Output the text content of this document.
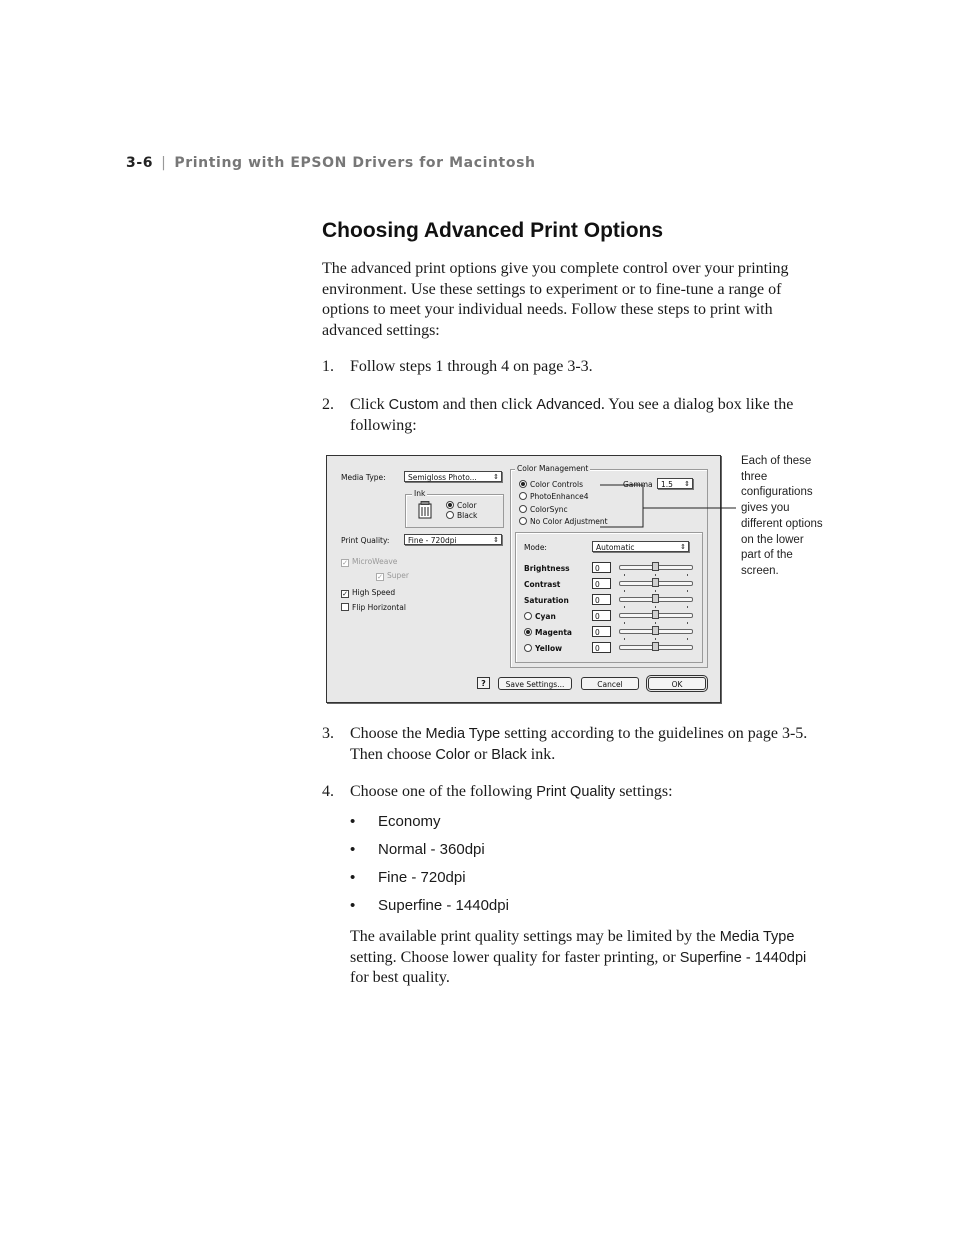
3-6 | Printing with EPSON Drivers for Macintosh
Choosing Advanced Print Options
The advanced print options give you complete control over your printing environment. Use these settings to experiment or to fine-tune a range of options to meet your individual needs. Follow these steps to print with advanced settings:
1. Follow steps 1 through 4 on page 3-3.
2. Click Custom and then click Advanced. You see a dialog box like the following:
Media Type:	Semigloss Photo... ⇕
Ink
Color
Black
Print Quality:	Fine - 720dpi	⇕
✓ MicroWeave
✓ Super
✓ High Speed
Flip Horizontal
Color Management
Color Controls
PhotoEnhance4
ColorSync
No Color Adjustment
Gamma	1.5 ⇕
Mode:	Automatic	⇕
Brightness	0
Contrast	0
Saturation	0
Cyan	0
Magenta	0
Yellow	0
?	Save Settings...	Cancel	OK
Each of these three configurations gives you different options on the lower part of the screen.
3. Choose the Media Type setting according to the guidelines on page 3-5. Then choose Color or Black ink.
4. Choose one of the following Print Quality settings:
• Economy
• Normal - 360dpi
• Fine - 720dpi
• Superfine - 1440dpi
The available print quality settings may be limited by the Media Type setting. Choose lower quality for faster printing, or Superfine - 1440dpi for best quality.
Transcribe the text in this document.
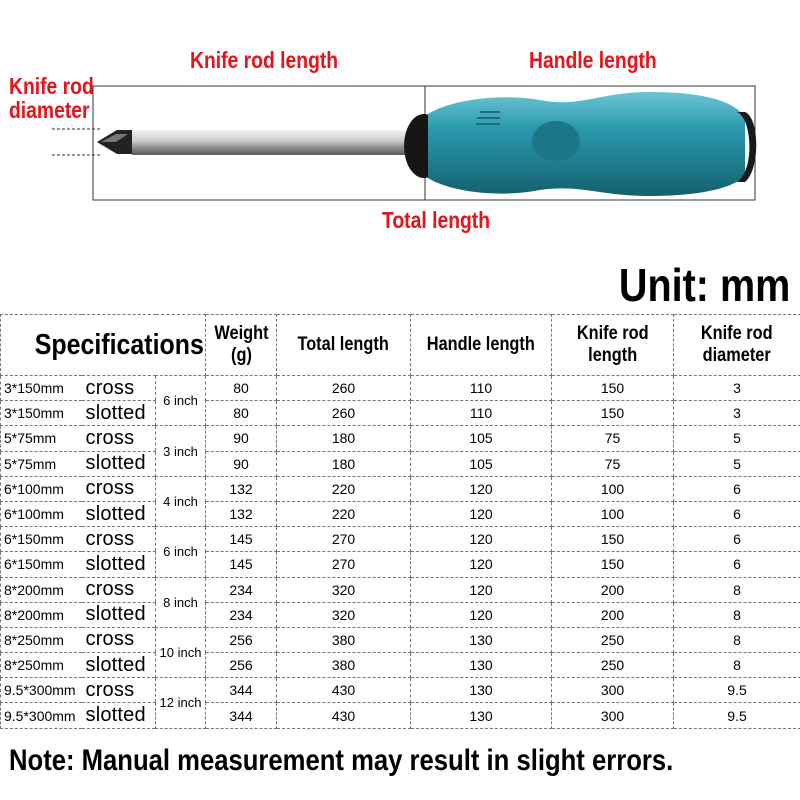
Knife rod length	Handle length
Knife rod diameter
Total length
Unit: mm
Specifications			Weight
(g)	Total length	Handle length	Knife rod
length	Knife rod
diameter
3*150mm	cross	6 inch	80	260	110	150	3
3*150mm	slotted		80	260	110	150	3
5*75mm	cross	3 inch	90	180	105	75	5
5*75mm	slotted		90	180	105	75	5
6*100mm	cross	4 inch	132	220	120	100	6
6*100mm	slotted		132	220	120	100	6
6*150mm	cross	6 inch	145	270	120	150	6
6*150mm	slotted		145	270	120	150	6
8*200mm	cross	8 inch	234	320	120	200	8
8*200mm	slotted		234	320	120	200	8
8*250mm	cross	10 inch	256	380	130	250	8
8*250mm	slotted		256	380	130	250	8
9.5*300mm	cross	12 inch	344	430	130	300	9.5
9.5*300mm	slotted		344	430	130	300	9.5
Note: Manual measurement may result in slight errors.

* _Task requirements_
Copy the whole listing above word for word but do not carry over the pictures.

* _Response_
Output the text content of this document.
3-6 | Printing with EPSON Drivers for Macintosh
Choosing Advanced Print Options
The advanced print options give you complete control over your printing environment. Use these settings to experiment or to fine-tune a range of options to meet your individual needs. Follow these steps to print with advanced settings:
1. Follow steps 1 through 4 on page 3-3.
2. Click Custom and then click Advanced. You see a dialog box like the following:
Media Type:	Semigloss Photo... ⇕
Ink
Color
Black
Print Quality:	Fine - 720dpi	⇕
✓ MicroWeave
✓ Super
✓ High Speed
Flip Horizontal
Color Management
Color Controls
PhotoEnhance4
ColorSync
No Color Adjustment
Gamma	1.5 ⇕
Mode:	Automatic	⇕
Brightness	0
Contrast	0
Saturation	0
Cyan	0
Magenta	0
Yellow	0
?	Save Settings...	Cancel	OK
Each of these three configurations gives you different options on the lower part of the screen.
3. Choose the Media Type setting according to the guidelines on page 3-5. Then choose Color or Black ink.
4. Choose one of the following Print Quality settings:
• Economy
• Normal - 360dpi
• Fine - 720dpi
• Superfine - 1440dpi
The available print quality settings may be limited by the Media Type setting. Choose lower quality for faster printing, or Superfine - 1440dpi for best quality.
Transcribe the text in this document.
Knife rod length	Handle length
Knife rod diameter
Total length
Unit: mm
Specifications			Weight
(g)	Total length	Handle length	Knife rod
length	Knife rod
diameter
3*150mm	cross	6 inch	80	260	110	150	3
3*150mm	slotted		80	260	110	150	3
5*75mm	cross	3 inch	90	180	105	75	5
5*75mm	slotted		90	180	105	75	5
6*100mm	cross	4 inch	132	220	120	100	6
6*100mm	slotted		132	220	120	100	6
6*150mm	cross	6 inch	145	270	120	150	6
6*150mm	slotted		145	270	120	150	6
8*200mm	cross	8 inch	234	320	120	200	8
8*200mm	slotted		234	320	120	200	8
8*250mm	cross	10 inch	256	380	130	250	8
8*250mm	slotted		256	380	130	250	8
9.5*300mm	cross	12 inch	344	430	130	300	9.5
9.5*300mm	slotted		344	430	130	300	9.5
Note: Manual measurement may result in slight errors.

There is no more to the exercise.